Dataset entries
☆ ☆ ☆ ☆
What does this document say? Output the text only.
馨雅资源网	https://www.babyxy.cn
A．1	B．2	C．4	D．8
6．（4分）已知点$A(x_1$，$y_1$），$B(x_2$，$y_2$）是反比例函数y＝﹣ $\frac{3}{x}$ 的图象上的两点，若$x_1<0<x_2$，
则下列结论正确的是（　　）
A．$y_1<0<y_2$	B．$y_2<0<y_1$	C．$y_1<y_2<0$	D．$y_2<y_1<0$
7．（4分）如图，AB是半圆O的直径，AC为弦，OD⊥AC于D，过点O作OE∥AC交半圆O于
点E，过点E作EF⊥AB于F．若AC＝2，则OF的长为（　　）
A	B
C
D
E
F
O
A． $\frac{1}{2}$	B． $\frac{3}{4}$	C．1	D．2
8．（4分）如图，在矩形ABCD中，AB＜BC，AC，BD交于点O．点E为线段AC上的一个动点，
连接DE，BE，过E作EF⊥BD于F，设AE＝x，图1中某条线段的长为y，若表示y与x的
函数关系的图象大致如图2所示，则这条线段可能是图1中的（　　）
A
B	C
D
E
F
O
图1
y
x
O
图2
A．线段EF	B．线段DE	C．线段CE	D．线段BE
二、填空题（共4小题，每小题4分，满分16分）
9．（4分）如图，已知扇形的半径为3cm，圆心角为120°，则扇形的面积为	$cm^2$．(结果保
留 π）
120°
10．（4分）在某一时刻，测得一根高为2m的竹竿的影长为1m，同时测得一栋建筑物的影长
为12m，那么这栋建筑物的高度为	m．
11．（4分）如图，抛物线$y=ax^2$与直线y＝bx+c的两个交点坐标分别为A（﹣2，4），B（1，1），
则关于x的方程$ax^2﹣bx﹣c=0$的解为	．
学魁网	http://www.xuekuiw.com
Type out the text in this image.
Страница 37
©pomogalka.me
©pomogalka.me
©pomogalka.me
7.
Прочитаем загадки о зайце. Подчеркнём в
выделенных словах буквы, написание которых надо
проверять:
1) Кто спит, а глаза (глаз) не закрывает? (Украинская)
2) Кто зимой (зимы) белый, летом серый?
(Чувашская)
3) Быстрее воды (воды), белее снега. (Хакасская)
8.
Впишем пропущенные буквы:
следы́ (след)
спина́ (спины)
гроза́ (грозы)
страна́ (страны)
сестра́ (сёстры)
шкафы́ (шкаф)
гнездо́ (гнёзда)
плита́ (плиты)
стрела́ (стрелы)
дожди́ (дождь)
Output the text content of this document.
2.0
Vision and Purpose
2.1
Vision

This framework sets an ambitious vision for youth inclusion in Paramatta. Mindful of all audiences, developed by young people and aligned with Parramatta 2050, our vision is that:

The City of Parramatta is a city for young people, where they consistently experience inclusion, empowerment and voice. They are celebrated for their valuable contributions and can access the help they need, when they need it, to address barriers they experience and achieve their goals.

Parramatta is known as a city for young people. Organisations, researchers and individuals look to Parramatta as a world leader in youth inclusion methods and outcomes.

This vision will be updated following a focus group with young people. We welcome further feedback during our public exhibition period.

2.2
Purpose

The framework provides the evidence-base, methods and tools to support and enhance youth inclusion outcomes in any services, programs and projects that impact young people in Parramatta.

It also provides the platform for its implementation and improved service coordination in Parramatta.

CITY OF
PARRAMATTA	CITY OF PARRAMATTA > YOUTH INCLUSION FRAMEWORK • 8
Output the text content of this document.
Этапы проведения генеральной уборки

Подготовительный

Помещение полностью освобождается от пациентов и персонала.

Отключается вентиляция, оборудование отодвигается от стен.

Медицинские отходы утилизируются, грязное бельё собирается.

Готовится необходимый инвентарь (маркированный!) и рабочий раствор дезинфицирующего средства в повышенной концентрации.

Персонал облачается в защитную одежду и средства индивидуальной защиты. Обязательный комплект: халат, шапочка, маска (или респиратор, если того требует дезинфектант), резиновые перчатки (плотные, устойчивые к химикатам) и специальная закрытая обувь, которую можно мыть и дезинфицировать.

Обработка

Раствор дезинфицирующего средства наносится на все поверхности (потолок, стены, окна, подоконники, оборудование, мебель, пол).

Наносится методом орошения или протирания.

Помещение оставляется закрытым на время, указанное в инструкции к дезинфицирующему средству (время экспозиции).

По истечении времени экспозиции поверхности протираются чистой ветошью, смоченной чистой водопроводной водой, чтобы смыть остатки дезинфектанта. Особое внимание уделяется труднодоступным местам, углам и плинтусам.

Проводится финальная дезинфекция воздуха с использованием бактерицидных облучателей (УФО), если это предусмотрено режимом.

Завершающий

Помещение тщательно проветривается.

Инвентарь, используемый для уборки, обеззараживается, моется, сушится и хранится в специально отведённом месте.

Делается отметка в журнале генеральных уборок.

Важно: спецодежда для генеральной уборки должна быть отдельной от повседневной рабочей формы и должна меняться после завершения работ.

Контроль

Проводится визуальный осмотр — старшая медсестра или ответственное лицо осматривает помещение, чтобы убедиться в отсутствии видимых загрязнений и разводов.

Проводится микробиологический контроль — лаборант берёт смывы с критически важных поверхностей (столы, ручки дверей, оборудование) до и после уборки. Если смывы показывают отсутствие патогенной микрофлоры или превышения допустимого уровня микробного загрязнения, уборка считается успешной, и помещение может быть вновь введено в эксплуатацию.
☆ ☆ ☆ ☆
Work instructions: Print out every record again, exactly and in full.

Output for this exercise:
What does this document say? Output the text only.
馨雅资源网	https://www.babyxy.cn
A．1	B．2	C．4	D．8
6．（4分）已知点$A(x_1$，$y_1$），$B(x_2$，$y_2$）是反比例函数y＝﹣ $\frac{3}{x}$ 的图象上的两点，若$x_1<0<x_2$，
则下列结论正确的是（　　）
A．$y_1<0<y_2$	B．$y_2<0<y_1$	C．$y_1<y_2<0$	D．$y_2<y_1<0$
7．（4分）如图，AB是半圆O的直径，AC为弦，OD⊥AC于D，过点O作OE∥AC交半圆O于
点E，过点E作EF⊥AB于F．若AC＝2，则OF的长为（　　）
A	B
C
D
E
F
O
A． $\frac{1}{2}$	B． $\frac{3}{4}$	C．1	D．2
8．（4分）如图，在矩形ABCD中，AB＜BC，AC，BD交于点O．点E为线段AC上的一个动点，
连接DE，BE，过E作EF⊥BD于F，设AE＝x，图1中某条线段的长为y，若表示y与x的
函数关系的图象大致如图2所示，则这条线段可能是图1中的（　　）
A
B	C
D
E
F
O
图1
y
x
O
图2
A．线段EF	B．线段DE	C．线段CE	D．线段BE
二、填空题（共4小题，每小题4分，满分16分）
9．（4分）如图，已知扇形的半径为3cm，圆心角为120°，则扇形的面积为	$cm^2$．(结果保
留 π）
120°
10．（4分）在某一时刻，测得一根高为2m的竹竿的影长为1m，同时测得一栋建筑物的影长
为12m，那么这栋建筑物的高度为	m．
11．（4分）如图，抛物线$y=ax^2$与直线y＝bx+c的两个交点坐标分别为A（﹣2，4），B（1，1），
则关于x的方程$ax^2﹣bx﹣c=0$的解为	．
学魁网	http://www.xuekuiw.com
Type out the text in this image.
Страница 37
©pomogalka.me
©pomogalka.me
©pomogalka.me
7.
Прочитаем загадки о зайце. Подчеркнём в
выделенных словах буквы, написание которых надо
проверять:
1) Кто спит, а глаза (глаз) не закрывает? (Украинская)
2) Кто зимой (зимы) белый, летом серый?
(Чувашская)
3) Быстрее воды (воды), белее снега. (Хакасская)
8.
Впишем пропущенные буквы:
следы́ (след)
спина́ (спины)
гроза́ (грозы)
страна́ (страны)
сестра́ (сёстры)
шкафы́ (шкаф)
гнездо́ (гнёзда)
плита́ (плиты)
стрела́ (стрелы)
дожди́ (дождь)
Output the text content of this document.
2.0
Vision and Purpose
2.1
Vision

This framework sets an ambitious vision for youth inclusion in Paramatta. Mindful of all audiences, developed by young people and aligned with Parramatta 2050, our vision is that:

The City of Parramatta is a city for young people, where they consistently experience inclusion, empowerment and voice. They are celebrated for their valuable contributions and can access the help they need, when they need it, to address barriers they experience and achieve their goals.

Parramatta is known as a city for young people. Organisations, researchers and individuals look to Parramatta as a world leader in youth inclusion methods and outcomes.

This vision will be updated following a focus group with young people. We welcome further feedback during our public exhibition period.

2.2
Purpose

The framework provides the evidence-base, methods and tools to support and enhance youth inclusion outcomes in any services, programs and projects that impact young people in Parramatta.

It also provides the platform for its implementation and improved service coordination in Parramatta.

CITY OF
PARRAMATTA	CITY OF PARRAMATTA > YOUTH INCLUSION FRAMEWORK • 8
Output the text content of this document.
Этапы проведения генеральной уборки

Подготовительный

Помещение полностью освобождается от пациентов и персонала.

Отключается вентиляция, оборудование отодвигается от стен.

Медицинские отходы утилизируются, грязное бельё собирается.

Готовится необходимый инвентарь (маркированный!) и рабочий раствор дезинфицирующего средства в повышенной концентрации.

Персонал облачается в защитную одежду и средства индивидуальной защиты. Обязательный комплект: халат, шапочка, маска (или респиратор, если того требует дезинфектант), резиновые перчатки (плотные, устойчивые к химикатам) и специальная закрытая обувь, которую можно мыть и дезинфицировать.

Обработка

Раствор дезинфицирующего средства наносится на все поверхности (потолок, стены, окна, подоконники, оборудование, мебель, пол).

Наносится методом орошения или протирания.

Помещение оставляется закрытым на время, указанное в инструкции к дезинфицирующему средству (время экспозиции).

По истечении времени экспозиции поверхности протираются чистой ветошью, смоченной чистой водопроводной водой, чтобы смыть остатки дезинфектанта. Особое внимание уделяется труднодоступным местам, углам и плинтусам.

Проводится финальная дезинфекция воздуха с использованием бактерицидных облучателей (УФО), если это предусмотрено режимом.

Завершающий

Помещение тщательно проветривается.

Инвентарь, используемый для уборки, обеззараживается, моется, сушится и хранится в специально отведённом месте.

Делается отметка в журнале генеральных уборок.

Важно: спецодежда для генеральной уборки должна быть отдельной от повседневной рабочей формы и должна меняться после завершения работ.

Контроль

Проводится визуальный осмотр — старшая медсестра или ответственное лицо осматривает помещение, чтобы убедиться в отсутствии видимых загрязнений и разводов.

Проводится микробиологический контроль — лаборант берёт смывы с критически важных поверхностей (столы, ручки дверей, оборудование) до и после уборки. Если смывы показывают отсутствие патогенной микрофлоры или превышения допустимого уровня микробного загрязнения, уборка считается успешной, и помещение может быть вновь введено в эксплуатацию.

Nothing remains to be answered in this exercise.